WHAT YOU NEED TO DO
Nothing should be left out: output all of the entries exactly.

INFORMATION GIVEN
******

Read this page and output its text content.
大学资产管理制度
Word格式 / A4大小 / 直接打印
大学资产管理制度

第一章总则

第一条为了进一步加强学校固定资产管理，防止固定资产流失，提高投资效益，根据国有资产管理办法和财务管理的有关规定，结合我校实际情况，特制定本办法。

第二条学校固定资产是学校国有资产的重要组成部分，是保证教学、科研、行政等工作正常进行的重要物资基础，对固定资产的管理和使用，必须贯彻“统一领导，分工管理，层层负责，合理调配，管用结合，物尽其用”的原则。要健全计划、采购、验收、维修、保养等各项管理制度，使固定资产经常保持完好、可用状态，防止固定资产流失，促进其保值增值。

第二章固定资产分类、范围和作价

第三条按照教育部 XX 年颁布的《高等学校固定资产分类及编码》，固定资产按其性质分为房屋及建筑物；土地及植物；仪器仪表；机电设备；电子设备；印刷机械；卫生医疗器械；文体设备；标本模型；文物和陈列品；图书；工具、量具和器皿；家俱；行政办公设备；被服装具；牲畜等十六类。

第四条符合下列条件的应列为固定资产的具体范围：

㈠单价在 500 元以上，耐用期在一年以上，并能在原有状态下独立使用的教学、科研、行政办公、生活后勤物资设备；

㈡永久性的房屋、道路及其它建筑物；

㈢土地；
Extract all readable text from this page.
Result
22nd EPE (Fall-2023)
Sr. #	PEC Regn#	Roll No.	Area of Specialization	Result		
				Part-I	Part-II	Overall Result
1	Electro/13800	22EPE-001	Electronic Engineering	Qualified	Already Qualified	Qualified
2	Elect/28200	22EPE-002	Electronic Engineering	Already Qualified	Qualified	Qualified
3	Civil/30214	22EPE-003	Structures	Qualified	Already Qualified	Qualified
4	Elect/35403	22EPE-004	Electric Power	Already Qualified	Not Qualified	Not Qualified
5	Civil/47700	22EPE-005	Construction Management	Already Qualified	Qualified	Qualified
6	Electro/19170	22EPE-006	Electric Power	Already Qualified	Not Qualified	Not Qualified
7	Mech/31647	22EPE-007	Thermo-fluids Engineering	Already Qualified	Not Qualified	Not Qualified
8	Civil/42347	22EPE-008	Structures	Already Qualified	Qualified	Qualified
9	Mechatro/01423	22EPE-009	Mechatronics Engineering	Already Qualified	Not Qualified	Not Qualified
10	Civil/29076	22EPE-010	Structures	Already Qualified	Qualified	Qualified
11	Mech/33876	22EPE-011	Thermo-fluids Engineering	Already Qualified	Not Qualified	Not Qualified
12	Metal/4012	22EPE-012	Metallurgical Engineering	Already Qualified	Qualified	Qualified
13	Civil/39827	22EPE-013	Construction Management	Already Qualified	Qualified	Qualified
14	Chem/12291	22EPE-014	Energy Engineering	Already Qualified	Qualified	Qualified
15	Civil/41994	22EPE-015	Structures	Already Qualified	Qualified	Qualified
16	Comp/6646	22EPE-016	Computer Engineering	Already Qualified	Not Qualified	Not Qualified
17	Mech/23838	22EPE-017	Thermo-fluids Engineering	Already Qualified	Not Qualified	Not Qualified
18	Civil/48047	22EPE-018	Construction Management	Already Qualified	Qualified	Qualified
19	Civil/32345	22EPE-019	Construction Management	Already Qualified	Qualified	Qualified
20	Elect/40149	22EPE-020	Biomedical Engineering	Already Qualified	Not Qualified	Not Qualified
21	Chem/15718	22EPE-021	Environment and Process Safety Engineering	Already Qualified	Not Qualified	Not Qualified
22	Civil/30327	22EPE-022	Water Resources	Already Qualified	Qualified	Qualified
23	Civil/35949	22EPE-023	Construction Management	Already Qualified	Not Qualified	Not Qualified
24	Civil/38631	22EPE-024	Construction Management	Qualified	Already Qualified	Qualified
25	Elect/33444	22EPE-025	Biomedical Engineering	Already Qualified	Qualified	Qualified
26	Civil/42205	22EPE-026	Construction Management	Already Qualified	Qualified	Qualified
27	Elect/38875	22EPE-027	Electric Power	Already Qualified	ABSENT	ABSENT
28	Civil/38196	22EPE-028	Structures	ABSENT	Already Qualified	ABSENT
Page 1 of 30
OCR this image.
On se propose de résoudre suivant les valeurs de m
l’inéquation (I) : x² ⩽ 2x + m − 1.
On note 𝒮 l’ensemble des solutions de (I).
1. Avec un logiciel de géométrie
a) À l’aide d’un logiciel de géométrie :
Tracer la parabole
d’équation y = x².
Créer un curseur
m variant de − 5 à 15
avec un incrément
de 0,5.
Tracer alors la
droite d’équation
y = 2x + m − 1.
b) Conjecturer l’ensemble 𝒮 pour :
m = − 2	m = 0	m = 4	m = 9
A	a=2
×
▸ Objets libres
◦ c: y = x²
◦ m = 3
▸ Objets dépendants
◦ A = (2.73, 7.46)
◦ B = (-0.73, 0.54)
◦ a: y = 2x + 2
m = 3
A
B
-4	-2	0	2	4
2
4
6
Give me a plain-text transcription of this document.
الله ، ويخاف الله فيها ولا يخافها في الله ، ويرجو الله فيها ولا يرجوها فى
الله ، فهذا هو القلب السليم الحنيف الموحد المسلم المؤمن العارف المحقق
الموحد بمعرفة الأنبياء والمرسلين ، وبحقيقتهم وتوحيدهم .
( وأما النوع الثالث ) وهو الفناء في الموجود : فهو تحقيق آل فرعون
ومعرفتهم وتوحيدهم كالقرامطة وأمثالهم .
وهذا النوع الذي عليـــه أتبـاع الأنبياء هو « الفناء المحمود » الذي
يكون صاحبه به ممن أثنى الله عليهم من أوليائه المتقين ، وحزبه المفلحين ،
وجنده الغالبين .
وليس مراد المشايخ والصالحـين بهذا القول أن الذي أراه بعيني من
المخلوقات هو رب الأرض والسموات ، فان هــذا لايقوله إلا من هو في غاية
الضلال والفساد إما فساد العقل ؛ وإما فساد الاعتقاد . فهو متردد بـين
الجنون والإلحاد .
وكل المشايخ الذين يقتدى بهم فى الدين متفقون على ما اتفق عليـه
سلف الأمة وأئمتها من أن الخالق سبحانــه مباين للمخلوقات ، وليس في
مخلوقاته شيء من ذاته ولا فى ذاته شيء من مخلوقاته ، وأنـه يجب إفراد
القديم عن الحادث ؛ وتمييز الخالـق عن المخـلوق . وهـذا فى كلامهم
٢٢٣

******

THE COMPLETED TASK
Read this page and output its text content.
大学资产管理制度
Word格式 / A4大小 / 直接打印
大学资产管理制度

第一章总则

第一条为了进一步加强学校固定资产管理，防止固定资产流失，提高投资效益，根据国有资产管理办法和财务管理的有关规定，结合我校实际情况，特制定本办法。

第二条学校固定资产是学校国有资产的重要组成部分，是保证教学、科研、行政等工作正常进行的重要物资基础，对固定资产的管理和使用，必须贯彻“统一领导，分工管理，层层负责，合理调配，管用结合，物尽其用”的原则。要健全计划、采购、验收、维修、保养等各项管理制度，使固定资产经常保持完好、可用状态，防止固定资产流失，促进其保值增值。

第二章固定资产分类、范围和作价

第三条按照教育部 XX 年颁布的《高等学校固定资产分类及编码》，固定资产按其性质分为房屋及建筑物；土地及植物；仪器仪表；机电设备；电子设备；印刷机械；卫生医疗器械；文体设备；标本模型；文物和陈列品；图书；工具、量具和器皿；家俱；行政办公设备；被服装具；牲畜等十六类。

第四条符合下列条件的应列为固定资产的具体范围：

㈠单价在 500 元以上，耐用期在一年以上，并能在原有状态下独立使用的教学、科研、行政办公、生活后勤物资设备；

㈡永久性的房屋、道路及其它建筑物；

㈢土地；
Extract all readable text from this page.
Result
22nd EPE (Fall-2023)
Sr. #	PEC Regn#	Roll No.	Area of Specialization	Result		
				Part-I	Part-II	Overall Result
1	Electro/13800	22EPE-001	Electronic Engineering	Qualified	Already Qualified	Qualified
2	Elect/28200	22EPE-002	Electronic Engineering	Already Qualified	Qualified	Qualified
3	Civil/30214	22EPE-003	Structures	Qualified	Already Qualified	Qualified
4	Elect/35403	22EPE-004	Electric Power	Already Qualified	Not Qualified	Not Qualified
5	Civil/47700	22EPE-005	Construction Management	Already Qualified	Qualified	Qualified
6	Electro/19170	22EPE-006	Electric Power	Already Qualified	Not Qualified	Not Qualified
7	Mech/31647	22EPE-007	Thermo-fluids Engineering	Already Qualified	Not Qualified	Not Qualified
8	Civil/42347	22EPE-008	Structures	Already Qualified	Qualified	Qualified
9	Mechatro/01423	22EPE-009	Mechatronics Engineering	Already Qualified	Not Qualified	Not Qualified
10	Civil/29076	22EPE-010	Structures	Already Qualified	Qualified	Qualified
11	Mech/33876	22EPE-011	Thermo-fluids Engineering	Already Qualified	Not Qualified	Not Qualified
12	Metal/4012	22EPE-012	Metallurgical Engineering	Already Qualified	Qualified	Qualified
13	Civil/39827	22EPE-013	Construction Management	Already Qualified	Qualified	Qualified
14	Chem/12291	22EPE-014	Energy Engineering	Already Qualified	Qualified	Qualified
15	Civil/41994	22EPE-015	Structures	Already Qualified	Qualified	Qualified
16	Comp/6646	22EPE-016	Computer Engineering	Already Qualified	Not Qualified	Not Qualified
17	Mech/23838	22EPE-017	Thermo-fluids Engineering	Already Qualified	Not Qualified	Not Qualified
18	Civil/48047	22EPE-018	Construction Management	Already Qualified	Qualified	Qualified
19	Civil/32345	22EPE-019	Construction Management	Already Qualified	Qualified	Qualified
20	Elect/40149	22EPE-020	Biomedical Engineering	Already Qualified	Not Qualified	Not Qualified
21	Chem/15718	22EPE-021	Environment and Process Safety Engineering	Already Qualified	Not Qualified	Not Qualified
22	Civil/30327	22EPE-022	Water Resources	Already Qualified	Qualified	Qualified
23	Civil/35949	22EPE-023	Construction Management	Already Qualified	Not Qualified	Not Qualified
24	Civil/38631	22EPE-024	Construction Management	Qualified	Already Qualified	Qualified
25	Elect/33444	22EPE-025	Biomedical Engineering	Already Qualified	Qualified	Qualified
26	Civil/42205	22EPE-026	Construction Management	Already Qualified	Qualified	Qualified
27	Elect/38875	22EPE-027	Electric Power	Already Qualified	ABSENT	ABSENT
28	Civil/38196	22EPE-028	Structures	ABSENT	Already Qualified	ABSENT
Page 1 of 30
OCR this image.
On se propose de résoudre suivant les valeurs de m
l’inéquation (I) : x² ⩽ 2x + m − 1.
On note 𝒮 l’ensemble des solutions de (I).
1. Avec un logiciel de géométrie
a) À l’aide d’un logiciel de géométrie :
Tracer la parabole
d’équation y = x².
Créer un curseur
m variant de − 5 à 15
avec un incrément
de 0,5.
Tracer alors la
droite d’équation
y = 2x + m − 1.
b) Conjecturer l’ensemble 𝒮 pour :
m = − 2	m = 0	m = 4	m = 9
A	a=2
×
▸ Objets libres
◦ c: y = x²
◦ m = 3
▸ Objets dépendants
◦ A = (2.73, 7.46)
◦ B = (-0.73, 0.54)
◦ a: y = 2x + 2
m = 3
A
B
-4	-2	0	2	4
2
4
6
Give me a plain-text transcription of this document.
الله ، ويخاف الله فيها ولا يخافها في الله ، ويرجو الله فيها ولا يرجوها فى
الله ، فهذا هو القلب السليم الحنيف الموحد المسلم المؤمن العارف المحقق
الموحد بمعرفة الأنبياء والمرسلين ، وبحقيقتهم وتوحيدهم .
( وأما النوع الثالث ) وهو الفناء في الموجود : فهو تحقيق آل فرعون
ومعرفتهم وتوحيدهم كالقرامطة وأمثالهم .
وهذا النوع الذي عليـــه أتبـاع الأنبياء هو « الفناء المحمود » الذي
يكون صاحبه به ممن أثنى الله عليهم من أوليائه المتقين ، وحزبه المفلحين ،
وجنده الغالبين .
وليس مراد المشايخ والصالحـين بهذا القول أن الذي أراه بعيني من
المخلوقات هو رب الأرض والسموات ، فان هــذا لايقوله إلا من هو في غاية
الضلال والفساد إما فساد العقل ؛ وإما فساد الاعتقاد . فهو متردد بـين
الجنون والإلحاد .
وكل المشايخ الذين يقتدى بهم فى الدين متفقون على ما اتفق عليـه
سلف الأمة وأئمتها من أن الخالق سبحانــه مباين للمخلوقات ، وليس في
مخلوقاته شيء من ذاته ولا فى ذاته شيء من مخلوقاته ، وأنـه يجب إفراد
القديم عن الحادث ؛ وتمييز الخالـق عن المخـلوق . وهـذا فى كلامهم
٢٢٣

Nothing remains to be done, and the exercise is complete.